## What needs to be done
Reproduce the material exactly, omitting nothing.

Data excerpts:
---------------

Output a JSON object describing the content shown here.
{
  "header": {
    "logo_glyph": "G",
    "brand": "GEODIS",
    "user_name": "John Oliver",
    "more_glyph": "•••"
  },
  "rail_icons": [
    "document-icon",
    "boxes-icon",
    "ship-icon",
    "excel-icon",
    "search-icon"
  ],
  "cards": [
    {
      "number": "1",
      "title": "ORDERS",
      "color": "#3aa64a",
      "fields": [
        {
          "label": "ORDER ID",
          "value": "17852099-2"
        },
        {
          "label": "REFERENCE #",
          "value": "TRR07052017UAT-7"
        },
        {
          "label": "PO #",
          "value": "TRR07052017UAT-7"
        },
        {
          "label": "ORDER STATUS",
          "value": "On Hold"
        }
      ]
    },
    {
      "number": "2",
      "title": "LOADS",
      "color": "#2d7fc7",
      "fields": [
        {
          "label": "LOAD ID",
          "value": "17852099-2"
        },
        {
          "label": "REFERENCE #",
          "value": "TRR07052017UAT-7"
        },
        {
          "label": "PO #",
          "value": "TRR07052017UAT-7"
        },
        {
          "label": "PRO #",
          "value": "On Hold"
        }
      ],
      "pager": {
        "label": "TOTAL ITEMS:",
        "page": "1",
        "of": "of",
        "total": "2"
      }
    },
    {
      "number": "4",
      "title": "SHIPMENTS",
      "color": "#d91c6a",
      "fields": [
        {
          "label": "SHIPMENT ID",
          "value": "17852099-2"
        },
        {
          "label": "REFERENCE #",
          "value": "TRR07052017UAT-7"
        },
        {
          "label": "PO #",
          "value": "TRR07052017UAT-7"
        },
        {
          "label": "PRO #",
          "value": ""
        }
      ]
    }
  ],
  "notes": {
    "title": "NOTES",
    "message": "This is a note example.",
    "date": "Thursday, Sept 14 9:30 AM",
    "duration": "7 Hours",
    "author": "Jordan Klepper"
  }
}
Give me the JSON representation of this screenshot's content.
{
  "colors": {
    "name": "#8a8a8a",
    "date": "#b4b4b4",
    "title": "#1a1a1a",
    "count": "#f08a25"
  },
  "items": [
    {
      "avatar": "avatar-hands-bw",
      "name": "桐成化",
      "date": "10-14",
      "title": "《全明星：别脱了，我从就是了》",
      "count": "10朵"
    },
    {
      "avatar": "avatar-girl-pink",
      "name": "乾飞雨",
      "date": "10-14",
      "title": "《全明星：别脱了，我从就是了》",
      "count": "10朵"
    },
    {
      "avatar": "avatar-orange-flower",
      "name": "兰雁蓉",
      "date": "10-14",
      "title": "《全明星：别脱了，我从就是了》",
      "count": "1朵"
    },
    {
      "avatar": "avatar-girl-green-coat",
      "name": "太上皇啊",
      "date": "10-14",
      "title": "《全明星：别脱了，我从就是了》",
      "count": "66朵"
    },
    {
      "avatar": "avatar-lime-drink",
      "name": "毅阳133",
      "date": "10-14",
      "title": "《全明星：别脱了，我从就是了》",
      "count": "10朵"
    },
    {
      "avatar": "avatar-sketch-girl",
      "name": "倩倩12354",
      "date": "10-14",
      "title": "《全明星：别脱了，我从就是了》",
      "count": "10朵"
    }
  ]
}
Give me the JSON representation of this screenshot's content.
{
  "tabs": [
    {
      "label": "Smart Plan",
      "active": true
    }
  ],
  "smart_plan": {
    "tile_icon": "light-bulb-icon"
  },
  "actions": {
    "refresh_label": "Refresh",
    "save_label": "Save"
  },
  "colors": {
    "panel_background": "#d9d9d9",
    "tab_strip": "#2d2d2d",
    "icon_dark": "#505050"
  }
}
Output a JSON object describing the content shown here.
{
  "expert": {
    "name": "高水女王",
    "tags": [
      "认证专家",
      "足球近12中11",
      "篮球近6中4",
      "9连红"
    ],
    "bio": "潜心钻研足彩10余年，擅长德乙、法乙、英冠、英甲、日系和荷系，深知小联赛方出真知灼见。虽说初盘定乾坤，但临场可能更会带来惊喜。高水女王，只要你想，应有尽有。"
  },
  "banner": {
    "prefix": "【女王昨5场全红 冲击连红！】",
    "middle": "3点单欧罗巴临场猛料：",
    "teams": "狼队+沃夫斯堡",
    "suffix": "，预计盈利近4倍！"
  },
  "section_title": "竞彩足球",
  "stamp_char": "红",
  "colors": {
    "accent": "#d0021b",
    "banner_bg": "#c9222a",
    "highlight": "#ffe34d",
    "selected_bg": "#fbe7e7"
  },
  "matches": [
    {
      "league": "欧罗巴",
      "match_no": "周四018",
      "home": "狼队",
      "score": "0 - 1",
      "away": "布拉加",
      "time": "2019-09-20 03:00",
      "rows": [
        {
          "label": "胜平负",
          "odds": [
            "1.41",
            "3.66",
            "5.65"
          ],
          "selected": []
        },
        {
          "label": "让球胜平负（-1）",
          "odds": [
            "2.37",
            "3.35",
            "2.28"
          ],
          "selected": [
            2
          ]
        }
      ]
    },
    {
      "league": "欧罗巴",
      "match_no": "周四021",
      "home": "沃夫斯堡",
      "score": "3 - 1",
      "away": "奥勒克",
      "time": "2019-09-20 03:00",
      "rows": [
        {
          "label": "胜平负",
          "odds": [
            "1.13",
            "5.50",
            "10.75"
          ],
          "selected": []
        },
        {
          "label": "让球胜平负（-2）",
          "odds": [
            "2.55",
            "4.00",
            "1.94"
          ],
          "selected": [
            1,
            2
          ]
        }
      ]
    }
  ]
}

---------------

## Solution to the exercise
Output a JSON object describing the content shown here.
{
  "header": {
    "logo_glyph": "G",
    "brand": "GEODIS",
    "user_name": "John Oliver",
    "more_glyph": "•••"
  },
  "rail_icons": [
    "document-icon",
    "boxes-icon",
    "ship-icon",
    "excel-icon",
    "search-icon"
  ],
  "cards": [
    {
      "number": "1",
      "title": "ORDERS",
      "color": "#3aa64a",
      "fields": [
        {
          "label": "ORDER ID",
          "value": "17852099-2"
        },
        {
          "label": "REFERENCE #",
          "value": "TRR07052017UAT-7"
        },
        {
          "label": "PO #",
          "value": "TRR07052017UAT-7"
        },
        {
          "label": "ORDER STATUS",
          "value": "On Hold"
        }
      ]
    },
    {
      "number": "2",
      "title": "LOADS",
      "color": "#2d7fc7",
      "fields": [
        {
          "label": "LOAD ID",
          "value": "17852099-2"
        },
        {
          "label": "REFERENCE #",
          "value": "TRR07052017UAT-7"
        },
        {
          "label": "PO #",
          "value": "TRR07052017UAT-7"
        },
        {
          "label": "PRO #",
          "value": "On Hold"
        }
      ],
      "pager": {
        "label": "TOTAL ITEMS:",
        "page": "1",
        "of": "of",
        "total": "2"
      }
    },
    {
      "number": "4",
      "title": "SHIPMENTS",
      "color": "#d91c6a",
      "fields": [
        {
          "label": "SHIPMENT ID",
          "value": "17852099-2"
        },
        {
          "label": "REFERENCE #",
          "value": "TRR07052017UAT-7"
        },
        {
          "label": "PO #",
          "value": "TRR07052017UAT-7"
        },
        {
          "label": "PRO #",
          "value": ""
        }
      ]
    }
  ],
  "notes": {
    "title": "NOTES",
    "message": "This is a note example.",
    "date": "Thursday, Sept 14 9:30 AM",
    "duration": "7 Hours",
    "author": "Jordan Klepper"
  }
}
Give me the JSON representation of this screenshot's content.
{
  "colors": {
    "name": "#8a8a8a",
    "date": "#b4b4b4",
    "title": "#1a1a1a",
    "count": "#f08a25"
  },
  "items": [
    {
      "avatar": "avatar-hands-bw",
      "name": "桐成化",
      "date": "10-14",
      "title": "《全明星：别脱了，我从就是了》",
      "count": "10朵"
    },
    {
      "avatar": "avatar-girl-pink",
      "name": "乾飞雨",
      "date": "10-14",
      "title": "《全明星：别脱了，我从就是了》",
      "count": "10朵"
    },
    {
      "avatar": "avatar-orange-flower",
      "name": "兰雁蓉",
      "date": "10-14",
      "title": "《全明星：别脱了，我从就是了》",
      "count": "1朵"
    },
    {
      "avatar": "avatar-girl-green-coat",
      "name": "太上皇啊",
      "date": "10-14",
      "title": "《全明星：别脱了，我从就是了》",
      "count": "66朵"
    },
    {
      "avatar": "avatar-lime-drink",
      "name": "毅阳133",
      "date": "10-14",
      "title": "《全明星：别脱了，我从就是了》",
      "count": "10朵"
    },
    {
      "avatar": "avatar-sketch-girl",
      "name": "倩倩12354",
      "date": "10-14",
      "title": "《全明星：别脱了，我从就是了》",
      "count": "10朵"
    }
  ]
}
Give me the JSON representation of this screenshot's content.
{
  "tabs": [
    {
      "label": "Smart Plan",
      "active": true
    }
  ],
  "smart_plan": {
    "tile_icon": "light-bulb-icon"
  },
  "actions": {
    "refresh_label": "Refresh",
    "save_label": "Save"
  },
  "colors": {
    "panel_background": "#d9d9d9",
    "tab_strip": "#2d2d2d",
    "icon_dark": "#505050"
  }
}
Output a JSON object describing the content shown here.
{
  "expert": {
    "name": "高水女王",
    "tags": [
      "认证专家",
      "足球近12中11",
      "篮球近6中4",
      "9连红"
    ],
    "bio": "潜心钻研足彩10余年，擅长德乙、法乙、英冠、英甲、日系和荷系，深知小联赛方出真知灼见。虽说初盘定乾坤，但临场可能更会带来惊喜。高水女王，只要你想，应有尽有。"
  },
  "banner": {
    "prefix": "【女王昨5场全红 冲击连红！】",
    "middle": "3点单欧罗巴临场猛料：",
    "teams": "狼队+沃夫斯堡",
    "suffix": "，预计盈利近4倍！"
  },
  "section_title": "竞彩足球",
  "stamp_char": "红",
  "colors": {
    "accent": "#d0021b",
    "banner_bg": "#c9222a",
    "highlight": "#ffe34d",
    "selected_bg": "#fbe7e7"
  },
  "matches": [
    {
      "league": "欧罗巴",
      "match_no": "周四018",
      "home": "狼队",
      "score": "0 - 1",
      "away": "布拉加",
      "time": "2019-09-20 03:00",
      "rows": [
        {
          "label": "胜平负",
          "odds": [
            "1.41",
            "3.66",
            "5.65"
          ],
          "selected": []
        },
        {
          "label": "让球胜平负（-1）",
          "odds": [
            "2.37",
            "3.35",
            "2.28"
          ],
          "selected": [
            2
          ]
        }
      ]
    },
    {
      "league": "欧罗巴",
      "match_no": "周四021",
      "home": "沃夫斯堡",
      "score": "3 - 1",
      "away": "奥勒克",
      "time": "2019-09-20 03:00",
      "rows": [
        {
          "label": "胜平负",
          "odds": [
            "1.13",
            "5.50",
            "10.75"
          ],
          "selected": []
        },
        {
          "label": "让球胜平负（-2）",
          "odds": [
            "2.55",
            "4.00",
            "1.94"
          ],
          "selected": [
            1,
            2
          ]
        }
      ]
    }
  ]
}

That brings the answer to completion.